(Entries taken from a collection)
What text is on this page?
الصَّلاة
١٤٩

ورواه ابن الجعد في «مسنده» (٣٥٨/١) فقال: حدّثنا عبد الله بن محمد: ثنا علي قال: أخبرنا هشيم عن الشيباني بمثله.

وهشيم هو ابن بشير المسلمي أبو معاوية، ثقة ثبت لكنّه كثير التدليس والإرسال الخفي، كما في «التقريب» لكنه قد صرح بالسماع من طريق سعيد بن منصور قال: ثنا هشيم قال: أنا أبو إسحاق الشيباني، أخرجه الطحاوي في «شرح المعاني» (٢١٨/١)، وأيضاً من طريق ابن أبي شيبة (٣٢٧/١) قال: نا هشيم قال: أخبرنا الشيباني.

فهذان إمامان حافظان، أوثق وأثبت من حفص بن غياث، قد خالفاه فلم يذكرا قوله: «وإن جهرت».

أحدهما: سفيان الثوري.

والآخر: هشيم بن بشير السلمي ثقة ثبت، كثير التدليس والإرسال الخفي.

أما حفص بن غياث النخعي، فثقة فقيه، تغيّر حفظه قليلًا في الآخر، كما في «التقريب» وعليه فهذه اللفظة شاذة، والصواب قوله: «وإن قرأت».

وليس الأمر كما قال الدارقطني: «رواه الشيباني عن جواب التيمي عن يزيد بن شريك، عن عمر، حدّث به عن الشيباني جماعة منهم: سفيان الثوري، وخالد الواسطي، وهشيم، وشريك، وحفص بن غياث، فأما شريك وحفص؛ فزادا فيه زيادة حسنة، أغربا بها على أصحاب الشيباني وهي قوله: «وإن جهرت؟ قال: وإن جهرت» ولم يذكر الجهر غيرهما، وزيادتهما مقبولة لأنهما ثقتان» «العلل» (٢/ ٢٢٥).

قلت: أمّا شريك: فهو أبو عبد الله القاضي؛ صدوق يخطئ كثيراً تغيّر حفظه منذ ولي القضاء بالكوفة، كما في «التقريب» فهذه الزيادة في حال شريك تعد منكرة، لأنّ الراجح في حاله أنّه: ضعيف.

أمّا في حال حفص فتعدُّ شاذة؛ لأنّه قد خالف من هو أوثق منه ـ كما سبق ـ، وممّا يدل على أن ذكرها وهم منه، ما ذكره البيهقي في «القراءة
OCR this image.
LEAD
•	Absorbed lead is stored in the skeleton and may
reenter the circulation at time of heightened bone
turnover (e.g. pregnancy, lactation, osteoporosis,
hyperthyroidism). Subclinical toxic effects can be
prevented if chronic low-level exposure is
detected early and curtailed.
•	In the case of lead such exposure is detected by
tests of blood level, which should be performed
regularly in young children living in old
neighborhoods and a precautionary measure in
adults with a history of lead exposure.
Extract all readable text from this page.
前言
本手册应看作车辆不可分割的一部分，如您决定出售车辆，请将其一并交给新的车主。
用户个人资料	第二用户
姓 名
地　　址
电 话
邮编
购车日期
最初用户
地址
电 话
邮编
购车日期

◆ **JOB**
Without changing a word, restate the whole listing.

◆ **TASK SOLUTION**
What text is on this page?
الصَّلاة
١٤٩

ورواه ابن الجعد في «مسنده» (٣٥٨/١) فقال: حدّثنا عبد الله بن محمد: ثنا علي قال: أخبرنا هشيم عن الشيباني بمثله.

وهشيم هو ابن بشير المسلمي أبو معاوية، ثقة ثبت لكنّه كثير التدليس والإرسال الخفي، كما في «التقريب» لكنه قد صرح بالسماع من طريق سعيد بن منصور قال: ثنا هشيم قال: أنا أبو إسحاق الشيباني، أخرجه الطحاوي في «شرح المعاني» (٢١٨/١)، وأيضاً من طريق ابن أبي شيبة (٣٢٧/١) قال: نا هشيم قال: أخبرنا الشيباني.

فهذان إمامان حافظان، أوثق وأثبت من حفص بن غياث، قد خالفاه فلم يذكرا قوله: «وإن جهرت».

أحدهما: سفيان الثوري.

والآخر: هشيم بن بشير السلمي ثقة ثبت، كثير التدليس والإرسال الخفي.

أما حفص بن غياث النخعي، فثقة فقيه، تغيّر حفظه قليلًا في الآخر، كما في «التقريب» وعليه فهذه اللفظة شاذة، والصواب قوله: «وإن قرأت».

وليس الأمر كما قال الدارقطني: «رواه الشيباني عن جواب التيمي عن يزيد بن شريك، عن عمر، حدّث به عن الشيباني جماعة منهم: سفيان الثوري، وخالد الواسطي، وهشيم، وشريك، وحفص بن غياث، فأما شريك وحفص؛ فزادا فيه زيادة حسنة، أغربا بها على أصحاب الشيباني وهي قوله: «وإن جهرت؟ قال: وإن جهرت» ولم يذكر الجهر غيرهما، وزيادتهما مقبولة لأنهما ثقتان» «العلل» (٢/ ٢٢٥).

قلت: أمّا شريك: فهو أبو عبد الله القاضي؛ صدوق يخطئ كثيراً تغيّر حفظه منذ ولي القضاء بالكوفة، كما في «التقريب» فهذه الزيادة في حال شريك تعد منكرة، لأنّ الراجح في حاله أنّه: ضعيف.

أمّا في حال حفص فتعدُّ شاذة؛ لأنّه قد خالف من هو أوثق منه ـ كما سبق ـ، وممّا يدل على أن ذكرها وهم منه، ما ذكره البيهقي في «القراءة
OCR this image.
LEAD
•	Absorbed lead is stored in the skeleton and may
reenter the circulation at time of heightened bone
turnover (e.g. pregnancy, lactation, osteoporosis,
hyperthyroidism). Subclinical toxic effects can be
prevented if chronic low-level exposure is
detected early and curtailed.
•	In the case of lead such exposure is detected by
tests of blood level, which should be performed
regularly in young children living in old
neighborhoods and a precautionary measure in
adults with a history of lead exposure.
Extract all readable text from this page.
前言
本手册应看作车辆不可分割的一部分，如您决定出售车辆，请将其一并交给新的车主。
用户个人资料	第二用户
姓 名
地　　址
电 话
邮编
购车日期
最初用户
地址
电 话
邮编
购车日期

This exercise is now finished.